■ **WRITTEN PROBLEM**: Pull every line containing "heading" from the entries.

** start of DATA ROWS **

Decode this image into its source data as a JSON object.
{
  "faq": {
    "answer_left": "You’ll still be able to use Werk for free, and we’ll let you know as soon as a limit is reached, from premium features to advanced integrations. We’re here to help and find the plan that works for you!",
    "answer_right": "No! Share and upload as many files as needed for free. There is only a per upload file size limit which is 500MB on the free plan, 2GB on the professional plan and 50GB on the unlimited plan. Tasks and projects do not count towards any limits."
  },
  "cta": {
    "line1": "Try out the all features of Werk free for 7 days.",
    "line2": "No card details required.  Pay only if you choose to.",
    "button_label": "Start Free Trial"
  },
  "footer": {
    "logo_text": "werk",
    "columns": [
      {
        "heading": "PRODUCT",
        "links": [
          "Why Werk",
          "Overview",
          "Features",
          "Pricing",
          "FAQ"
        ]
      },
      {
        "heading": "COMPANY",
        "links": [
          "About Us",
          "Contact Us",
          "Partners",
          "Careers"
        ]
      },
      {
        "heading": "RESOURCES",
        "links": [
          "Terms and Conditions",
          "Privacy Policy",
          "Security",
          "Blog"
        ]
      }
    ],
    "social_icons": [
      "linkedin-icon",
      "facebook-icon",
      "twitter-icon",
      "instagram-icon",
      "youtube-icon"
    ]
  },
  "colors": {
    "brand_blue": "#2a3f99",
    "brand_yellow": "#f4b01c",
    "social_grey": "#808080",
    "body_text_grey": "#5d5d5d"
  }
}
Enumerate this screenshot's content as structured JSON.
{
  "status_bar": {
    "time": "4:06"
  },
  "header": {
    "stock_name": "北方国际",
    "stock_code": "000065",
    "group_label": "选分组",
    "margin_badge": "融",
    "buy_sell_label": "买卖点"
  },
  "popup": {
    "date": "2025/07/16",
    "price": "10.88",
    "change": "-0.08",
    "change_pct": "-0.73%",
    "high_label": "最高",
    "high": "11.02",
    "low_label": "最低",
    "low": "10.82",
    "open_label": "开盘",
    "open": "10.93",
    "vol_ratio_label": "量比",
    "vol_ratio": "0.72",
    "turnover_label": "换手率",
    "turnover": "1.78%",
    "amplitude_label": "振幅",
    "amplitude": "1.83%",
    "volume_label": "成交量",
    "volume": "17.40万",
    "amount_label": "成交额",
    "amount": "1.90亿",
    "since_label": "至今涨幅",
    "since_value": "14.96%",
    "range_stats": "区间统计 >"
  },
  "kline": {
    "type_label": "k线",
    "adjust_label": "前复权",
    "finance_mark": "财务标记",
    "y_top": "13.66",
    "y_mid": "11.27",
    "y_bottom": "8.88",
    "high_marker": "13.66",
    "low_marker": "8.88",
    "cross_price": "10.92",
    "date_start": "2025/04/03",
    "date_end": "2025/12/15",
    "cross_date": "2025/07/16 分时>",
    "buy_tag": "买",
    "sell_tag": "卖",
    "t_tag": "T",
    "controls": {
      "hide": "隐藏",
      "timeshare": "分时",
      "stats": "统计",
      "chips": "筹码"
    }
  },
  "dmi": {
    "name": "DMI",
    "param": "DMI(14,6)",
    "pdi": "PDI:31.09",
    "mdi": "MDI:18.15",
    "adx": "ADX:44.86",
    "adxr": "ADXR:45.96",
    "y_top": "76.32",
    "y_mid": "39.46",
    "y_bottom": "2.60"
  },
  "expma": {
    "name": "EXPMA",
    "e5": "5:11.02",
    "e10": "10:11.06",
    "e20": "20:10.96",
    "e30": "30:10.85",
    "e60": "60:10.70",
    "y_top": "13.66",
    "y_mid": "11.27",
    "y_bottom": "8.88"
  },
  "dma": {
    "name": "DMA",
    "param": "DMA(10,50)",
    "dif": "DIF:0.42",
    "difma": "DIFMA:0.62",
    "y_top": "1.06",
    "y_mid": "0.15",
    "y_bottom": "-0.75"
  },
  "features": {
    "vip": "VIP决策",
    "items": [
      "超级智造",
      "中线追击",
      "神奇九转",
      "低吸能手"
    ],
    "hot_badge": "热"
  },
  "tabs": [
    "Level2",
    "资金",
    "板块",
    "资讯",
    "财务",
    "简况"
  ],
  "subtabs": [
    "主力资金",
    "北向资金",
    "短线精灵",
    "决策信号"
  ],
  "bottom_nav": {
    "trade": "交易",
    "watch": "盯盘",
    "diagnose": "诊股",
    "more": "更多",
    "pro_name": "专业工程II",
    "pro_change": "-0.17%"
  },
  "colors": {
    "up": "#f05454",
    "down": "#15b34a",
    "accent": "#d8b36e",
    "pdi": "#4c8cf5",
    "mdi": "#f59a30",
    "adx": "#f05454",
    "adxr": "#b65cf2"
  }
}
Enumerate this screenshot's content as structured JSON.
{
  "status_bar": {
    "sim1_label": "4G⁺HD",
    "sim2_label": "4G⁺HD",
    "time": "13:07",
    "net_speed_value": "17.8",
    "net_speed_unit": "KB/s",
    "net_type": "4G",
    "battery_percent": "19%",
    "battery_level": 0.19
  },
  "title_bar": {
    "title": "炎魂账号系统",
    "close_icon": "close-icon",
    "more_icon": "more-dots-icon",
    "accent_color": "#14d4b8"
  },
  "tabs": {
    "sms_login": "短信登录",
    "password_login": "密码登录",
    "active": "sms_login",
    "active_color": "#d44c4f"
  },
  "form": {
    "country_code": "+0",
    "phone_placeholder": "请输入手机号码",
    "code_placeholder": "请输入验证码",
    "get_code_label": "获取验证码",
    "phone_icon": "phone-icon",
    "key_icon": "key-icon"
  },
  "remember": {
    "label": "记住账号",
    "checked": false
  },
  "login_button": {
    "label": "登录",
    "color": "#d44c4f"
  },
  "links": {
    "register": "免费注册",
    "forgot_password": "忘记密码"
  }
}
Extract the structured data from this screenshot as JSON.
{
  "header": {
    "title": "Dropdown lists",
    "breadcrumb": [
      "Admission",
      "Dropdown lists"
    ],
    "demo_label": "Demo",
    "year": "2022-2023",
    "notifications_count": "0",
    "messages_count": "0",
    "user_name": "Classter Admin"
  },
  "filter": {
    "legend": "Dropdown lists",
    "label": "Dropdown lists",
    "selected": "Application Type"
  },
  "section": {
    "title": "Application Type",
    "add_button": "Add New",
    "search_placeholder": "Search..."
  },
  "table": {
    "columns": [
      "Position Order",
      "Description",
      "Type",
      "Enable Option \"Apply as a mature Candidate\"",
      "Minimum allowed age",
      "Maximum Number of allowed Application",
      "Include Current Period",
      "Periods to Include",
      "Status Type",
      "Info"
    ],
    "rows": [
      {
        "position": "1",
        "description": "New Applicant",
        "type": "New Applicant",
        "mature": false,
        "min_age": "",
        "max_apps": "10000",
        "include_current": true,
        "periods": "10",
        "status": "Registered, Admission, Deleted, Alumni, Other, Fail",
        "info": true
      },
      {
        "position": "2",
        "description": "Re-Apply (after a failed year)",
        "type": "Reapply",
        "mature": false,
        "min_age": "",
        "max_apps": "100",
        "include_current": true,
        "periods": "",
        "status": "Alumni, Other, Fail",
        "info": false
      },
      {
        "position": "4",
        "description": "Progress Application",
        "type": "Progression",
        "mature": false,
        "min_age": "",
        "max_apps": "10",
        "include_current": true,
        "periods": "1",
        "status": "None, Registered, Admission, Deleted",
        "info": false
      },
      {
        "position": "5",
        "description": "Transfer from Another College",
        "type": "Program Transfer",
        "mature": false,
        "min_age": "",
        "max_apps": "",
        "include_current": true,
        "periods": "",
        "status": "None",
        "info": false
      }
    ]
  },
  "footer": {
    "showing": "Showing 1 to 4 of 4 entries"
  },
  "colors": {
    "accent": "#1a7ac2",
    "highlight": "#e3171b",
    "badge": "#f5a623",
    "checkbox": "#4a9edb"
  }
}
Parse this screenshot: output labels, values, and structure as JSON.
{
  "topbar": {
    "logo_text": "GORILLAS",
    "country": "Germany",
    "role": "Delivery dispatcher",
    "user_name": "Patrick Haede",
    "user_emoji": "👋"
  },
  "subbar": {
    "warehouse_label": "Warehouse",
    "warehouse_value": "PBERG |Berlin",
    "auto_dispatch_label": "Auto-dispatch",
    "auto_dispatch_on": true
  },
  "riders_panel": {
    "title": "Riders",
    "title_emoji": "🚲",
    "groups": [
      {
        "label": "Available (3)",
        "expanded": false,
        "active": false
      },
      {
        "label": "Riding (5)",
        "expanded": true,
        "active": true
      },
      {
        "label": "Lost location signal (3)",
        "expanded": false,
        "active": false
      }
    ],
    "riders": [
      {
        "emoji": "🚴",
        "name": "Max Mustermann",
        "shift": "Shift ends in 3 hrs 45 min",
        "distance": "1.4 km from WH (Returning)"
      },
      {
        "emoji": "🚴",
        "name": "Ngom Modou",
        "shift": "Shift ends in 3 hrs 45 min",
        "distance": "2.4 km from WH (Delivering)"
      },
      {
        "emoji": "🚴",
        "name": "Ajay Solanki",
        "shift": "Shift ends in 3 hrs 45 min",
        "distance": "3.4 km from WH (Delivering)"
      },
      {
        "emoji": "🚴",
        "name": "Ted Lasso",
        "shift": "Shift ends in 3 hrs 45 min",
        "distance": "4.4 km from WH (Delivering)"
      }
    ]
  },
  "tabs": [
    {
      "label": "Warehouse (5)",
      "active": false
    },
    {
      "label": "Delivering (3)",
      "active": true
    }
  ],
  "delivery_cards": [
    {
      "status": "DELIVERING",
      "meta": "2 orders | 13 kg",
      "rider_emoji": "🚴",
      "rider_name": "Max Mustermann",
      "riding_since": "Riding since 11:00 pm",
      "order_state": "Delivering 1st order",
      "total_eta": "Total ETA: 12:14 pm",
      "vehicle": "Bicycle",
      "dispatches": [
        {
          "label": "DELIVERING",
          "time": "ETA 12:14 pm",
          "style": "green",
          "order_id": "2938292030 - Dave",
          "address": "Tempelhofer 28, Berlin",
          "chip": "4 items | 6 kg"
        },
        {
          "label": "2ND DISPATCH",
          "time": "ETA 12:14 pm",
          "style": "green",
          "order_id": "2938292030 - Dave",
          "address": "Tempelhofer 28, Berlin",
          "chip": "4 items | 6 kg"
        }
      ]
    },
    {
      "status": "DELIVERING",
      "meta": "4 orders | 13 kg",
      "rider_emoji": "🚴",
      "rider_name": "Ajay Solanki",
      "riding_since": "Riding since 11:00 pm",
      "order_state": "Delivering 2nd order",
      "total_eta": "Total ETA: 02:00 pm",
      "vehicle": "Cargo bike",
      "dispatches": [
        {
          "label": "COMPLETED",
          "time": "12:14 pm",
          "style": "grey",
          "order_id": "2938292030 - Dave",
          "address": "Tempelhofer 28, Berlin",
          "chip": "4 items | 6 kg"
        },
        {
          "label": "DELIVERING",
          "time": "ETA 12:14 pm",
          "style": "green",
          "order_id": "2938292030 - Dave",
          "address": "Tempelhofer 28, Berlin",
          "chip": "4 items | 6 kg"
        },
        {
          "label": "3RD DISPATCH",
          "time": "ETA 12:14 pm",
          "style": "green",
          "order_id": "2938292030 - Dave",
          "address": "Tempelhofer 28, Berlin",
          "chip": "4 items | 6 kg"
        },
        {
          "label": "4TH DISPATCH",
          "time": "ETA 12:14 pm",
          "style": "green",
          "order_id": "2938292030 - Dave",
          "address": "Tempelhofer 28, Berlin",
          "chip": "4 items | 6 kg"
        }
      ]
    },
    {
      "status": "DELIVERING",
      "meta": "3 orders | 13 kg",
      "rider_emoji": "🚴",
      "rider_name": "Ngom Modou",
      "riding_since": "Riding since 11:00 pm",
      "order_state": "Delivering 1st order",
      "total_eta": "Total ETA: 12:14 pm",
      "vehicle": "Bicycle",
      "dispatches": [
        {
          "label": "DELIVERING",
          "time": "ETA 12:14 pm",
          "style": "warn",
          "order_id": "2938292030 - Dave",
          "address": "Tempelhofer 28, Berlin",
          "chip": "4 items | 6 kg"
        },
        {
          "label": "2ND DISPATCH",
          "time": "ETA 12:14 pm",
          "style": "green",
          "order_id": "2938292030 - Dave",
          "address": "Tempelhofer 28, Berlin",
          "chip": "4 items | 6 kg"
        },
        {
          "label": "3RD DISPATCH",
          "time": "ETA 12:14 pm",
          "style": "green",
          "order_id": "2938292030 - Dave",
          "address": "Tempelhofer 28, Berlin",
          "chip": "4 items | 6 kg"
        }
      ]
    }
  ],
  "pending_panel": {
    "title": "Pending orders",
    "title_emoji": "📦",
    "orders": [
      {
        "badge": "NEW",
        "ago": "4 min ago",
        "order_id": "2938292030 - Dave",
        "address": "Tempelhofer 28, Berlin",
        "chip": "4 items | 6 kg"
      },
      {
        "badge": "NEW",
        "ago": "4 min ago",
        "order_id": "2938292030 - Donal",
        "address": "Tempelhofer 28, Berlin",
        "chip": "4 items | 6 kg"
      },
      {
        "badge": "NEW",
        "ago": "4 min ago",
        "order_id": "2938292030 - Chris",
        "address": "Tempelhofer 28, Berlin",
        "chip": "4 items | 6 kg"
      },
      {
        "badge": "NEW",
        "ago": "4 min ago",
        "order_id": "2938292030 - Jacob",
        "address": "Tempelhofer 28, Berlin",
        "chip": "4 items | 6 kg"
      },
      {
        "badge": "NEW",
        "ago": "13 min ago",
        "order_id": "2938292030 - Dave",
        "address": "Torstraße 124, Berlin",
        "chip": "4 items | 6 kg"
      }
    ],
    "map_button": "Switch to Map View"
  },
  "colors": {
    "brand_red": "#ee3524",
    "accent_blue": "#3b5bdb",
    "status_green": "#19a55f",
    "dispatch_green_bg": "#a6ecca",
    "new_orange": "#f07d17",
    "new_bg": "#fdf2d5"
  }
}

** end of DATA ROWS **

■ **FULL SOLUTION**:
        "heading": "PRODUCT",
        "heading": "COMPANY",
        "heading": "RESOURCES",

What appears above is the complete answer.